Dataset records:
■ ■ ■ ■
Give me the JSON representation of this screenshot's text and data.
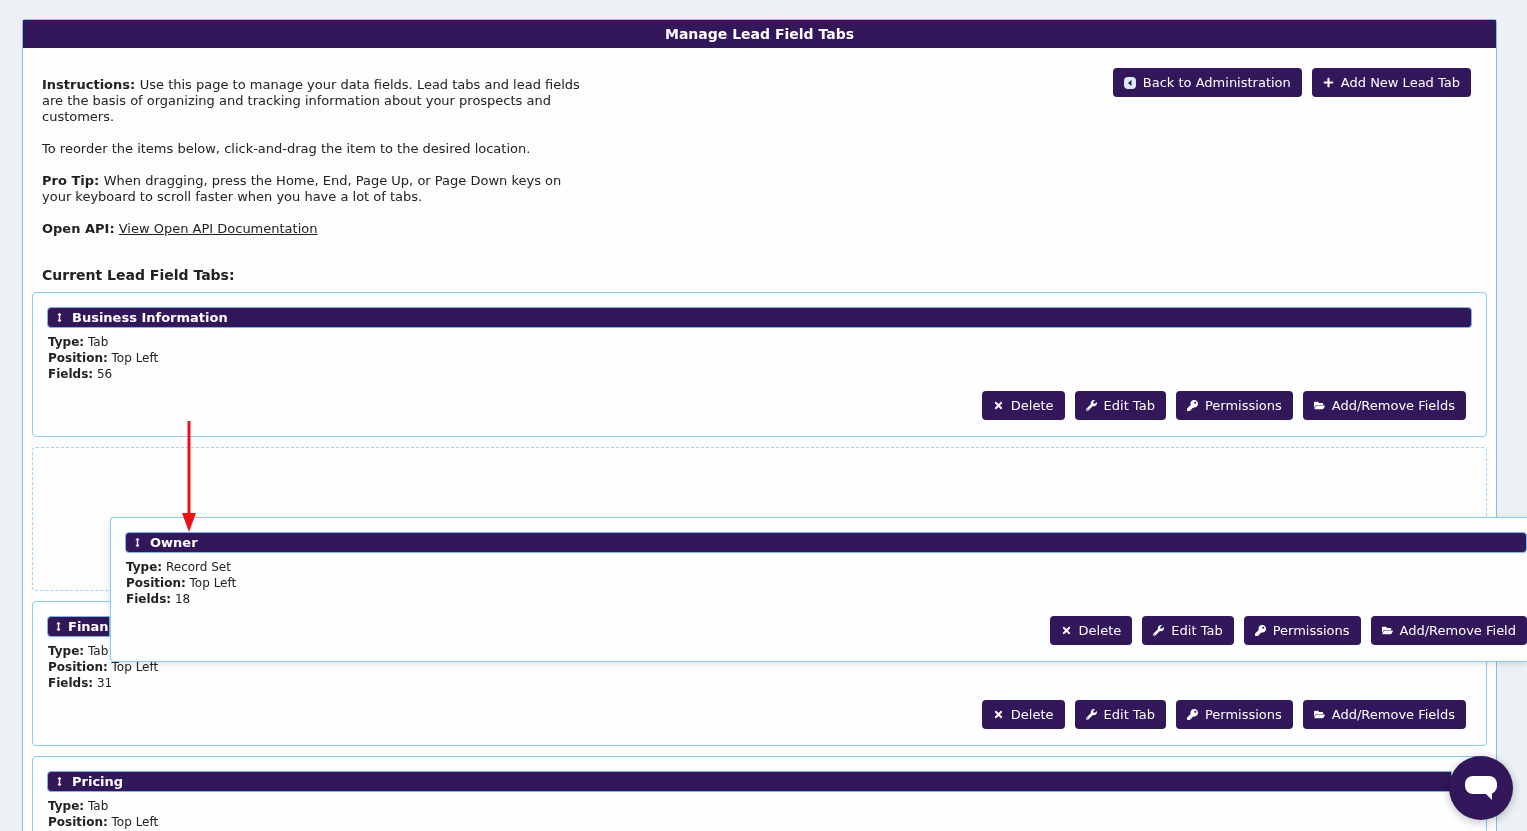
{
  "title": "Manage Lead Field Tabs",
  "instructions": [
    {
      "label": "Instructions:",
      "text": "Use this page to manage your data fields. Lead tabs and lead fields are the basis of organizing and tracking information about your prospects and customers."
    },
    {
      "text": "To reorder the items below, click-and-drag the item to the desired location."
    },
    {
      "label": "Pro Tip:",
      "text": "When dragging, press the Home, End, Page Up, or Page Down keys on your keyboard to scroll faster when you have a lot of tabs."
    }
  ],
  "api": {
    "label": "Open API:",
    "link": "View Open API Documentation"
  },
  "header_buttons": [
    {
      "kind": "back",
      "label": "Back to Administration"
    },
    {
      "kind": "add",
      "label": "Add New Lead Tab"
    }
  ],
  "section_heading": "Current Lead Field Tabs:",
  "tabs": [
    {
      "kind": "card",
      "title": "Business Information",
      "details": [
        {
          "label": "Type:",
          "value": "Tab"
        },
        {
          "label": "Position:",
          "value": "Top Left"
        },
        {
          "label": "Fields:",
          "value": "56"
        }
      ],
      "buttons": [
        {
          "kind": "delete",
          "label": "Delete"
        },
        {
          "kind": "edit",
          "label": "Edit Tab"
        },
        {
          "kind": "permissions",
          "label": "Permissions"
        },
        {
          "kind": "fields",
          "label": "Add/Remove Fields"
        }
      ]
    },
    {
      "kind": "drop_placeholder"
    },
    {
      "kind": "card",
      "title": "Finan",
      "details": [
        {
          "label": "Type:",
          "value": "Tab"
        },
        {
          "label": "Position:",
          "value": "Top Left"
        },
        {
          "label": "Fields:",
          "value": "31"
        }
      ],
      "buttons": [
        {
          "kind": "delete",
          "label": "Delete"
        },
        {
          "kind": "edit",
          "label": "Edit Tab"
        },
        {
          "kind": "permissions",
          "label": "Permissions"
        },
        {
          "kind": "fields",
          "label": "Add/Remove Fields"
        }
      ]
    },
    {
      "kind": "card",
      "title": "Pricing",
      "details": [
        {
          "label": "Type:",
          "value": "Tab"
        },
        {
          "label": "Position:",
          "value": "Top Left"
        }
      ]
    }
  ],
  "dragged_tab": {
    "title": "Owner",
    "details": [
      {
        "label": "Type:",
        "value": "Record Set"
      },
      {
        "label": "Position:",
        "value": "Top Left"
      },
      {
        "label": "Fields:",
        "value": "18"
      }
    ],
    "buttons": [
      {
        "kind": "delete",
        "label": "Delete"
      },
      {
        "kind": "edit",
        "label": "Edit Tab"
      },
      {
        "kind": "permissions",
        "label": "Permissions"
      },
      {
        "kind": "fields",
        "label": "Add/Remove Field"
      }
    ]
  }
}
■ ■ ■ ■
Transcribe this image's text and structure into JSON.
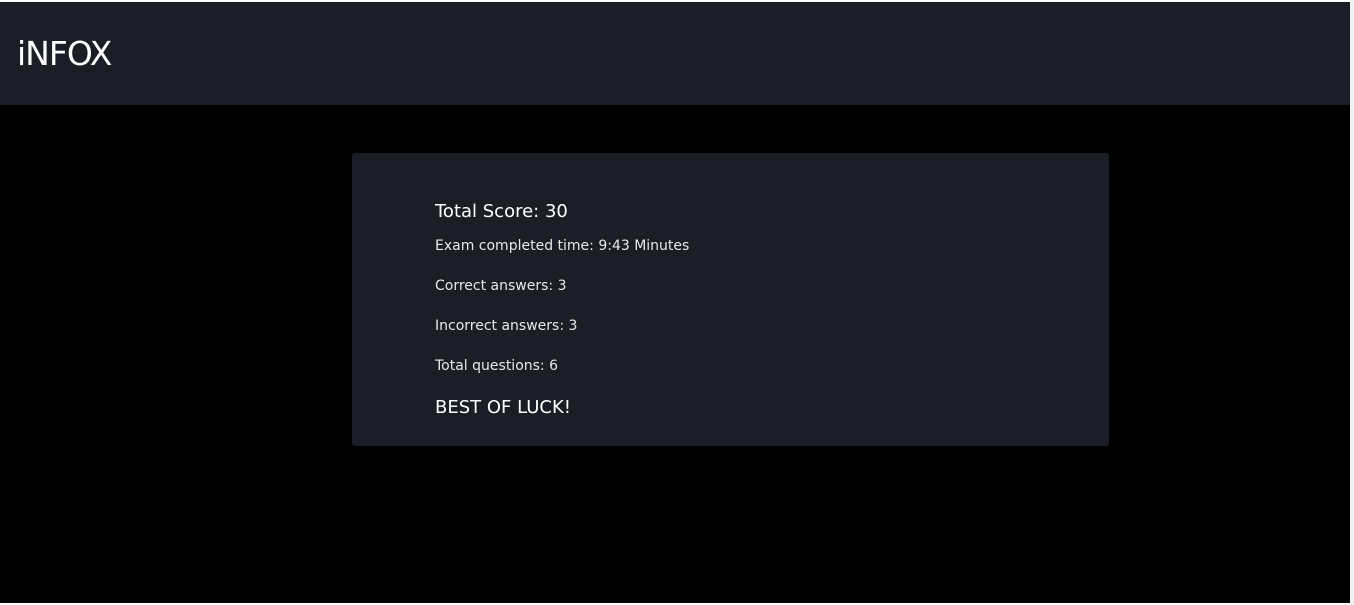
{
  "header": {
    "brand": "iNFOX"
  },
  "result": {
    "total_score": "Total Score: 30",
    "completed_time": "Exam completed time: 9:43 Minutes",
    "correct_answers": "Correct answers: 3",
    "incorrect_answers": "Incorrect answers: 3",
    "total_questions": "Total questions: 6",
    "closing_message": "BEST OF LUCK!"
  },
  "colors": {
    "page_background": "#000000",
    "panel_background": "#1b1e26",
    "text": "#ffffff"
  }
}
■ ■ ■ ■
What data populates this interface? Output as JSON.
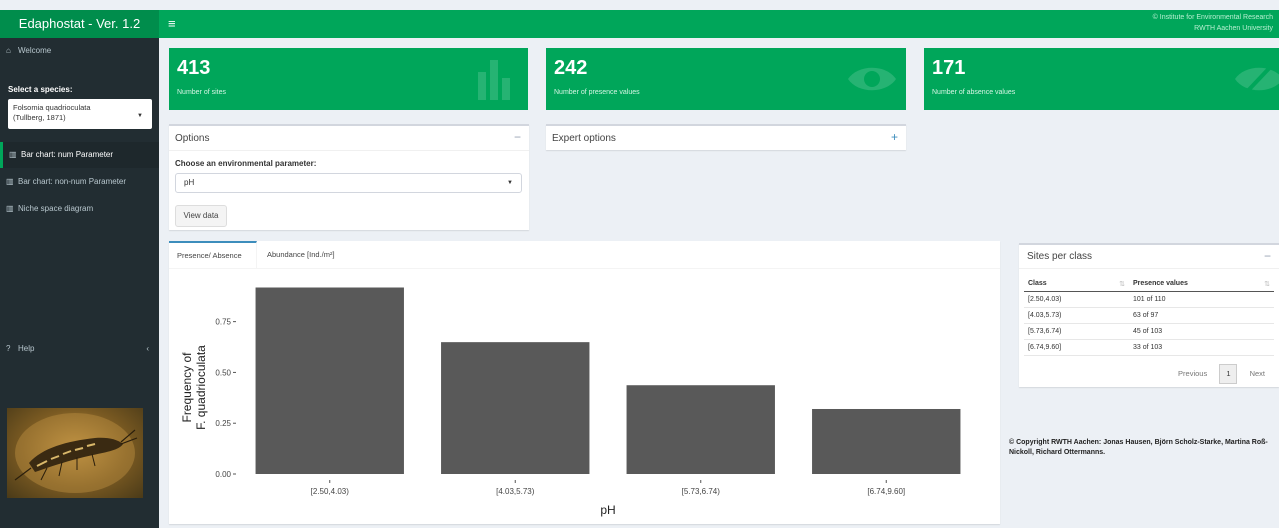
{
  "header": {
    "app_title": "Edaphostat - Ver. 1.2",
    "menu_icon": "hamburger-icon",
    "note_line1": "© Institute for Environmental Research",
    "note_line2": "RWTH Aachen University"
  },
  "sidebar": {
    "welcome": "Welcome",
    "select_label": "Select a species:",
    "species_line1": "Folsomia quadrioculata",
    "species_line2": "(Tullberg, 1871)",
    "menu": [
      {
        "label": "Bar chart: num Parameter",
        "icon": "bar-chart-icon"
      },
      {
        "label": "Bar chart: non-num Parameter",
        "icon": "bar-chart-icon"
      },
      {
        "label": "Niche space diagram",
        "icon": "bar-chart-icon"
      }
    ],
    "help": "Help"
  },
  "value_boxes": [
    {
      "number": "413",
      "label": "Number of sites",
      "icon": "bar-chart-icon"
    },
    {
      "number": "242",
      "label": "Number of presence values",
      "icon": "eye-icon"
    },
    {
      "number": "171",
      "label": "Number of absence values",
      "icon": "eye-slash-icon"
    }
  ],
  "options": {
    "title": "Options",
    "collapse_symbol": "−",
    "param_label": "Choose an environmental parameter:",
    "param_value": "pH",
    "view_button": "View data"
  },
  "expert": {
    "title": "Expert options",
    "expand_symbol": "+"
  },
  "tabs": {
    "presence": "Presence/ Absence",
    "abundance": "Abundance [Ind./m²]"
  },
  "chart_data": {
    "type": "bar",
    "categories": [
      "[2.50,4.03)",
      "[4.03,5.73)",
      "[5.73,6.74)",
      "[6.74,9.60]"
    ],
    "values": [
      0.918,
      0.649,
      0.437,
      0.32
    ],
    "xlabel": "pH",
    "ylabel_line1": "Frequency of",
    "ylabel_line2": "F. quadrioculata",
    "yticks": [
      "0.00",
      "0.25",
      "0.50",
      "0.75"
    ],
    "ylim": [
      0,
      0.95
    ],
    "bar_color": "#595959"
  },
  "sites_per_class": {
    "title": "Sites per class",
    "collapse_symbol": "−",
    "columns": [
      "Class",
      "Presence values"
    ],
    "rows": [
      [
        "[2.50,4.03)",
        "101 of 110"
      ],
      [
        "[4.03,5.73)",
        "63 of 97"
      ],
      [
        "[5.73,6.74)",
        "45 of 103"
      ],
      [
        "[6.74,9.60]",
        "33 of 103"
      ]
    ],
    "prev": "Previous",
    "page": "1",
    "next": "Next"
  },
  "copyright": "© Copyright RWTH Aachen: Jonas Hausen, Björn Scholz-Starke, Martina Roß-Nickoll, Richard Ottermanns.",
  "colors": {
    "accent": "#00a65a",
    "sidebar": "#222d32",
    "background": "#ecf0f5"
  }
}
■ ■ ■ ■
▶ [Your objective] Please list every line of the records that contains "values".

▶ [Solution to this task]
      "label": "Number of presence values",
      "label": "Number of absence values",
    "values": [
      "Presence values"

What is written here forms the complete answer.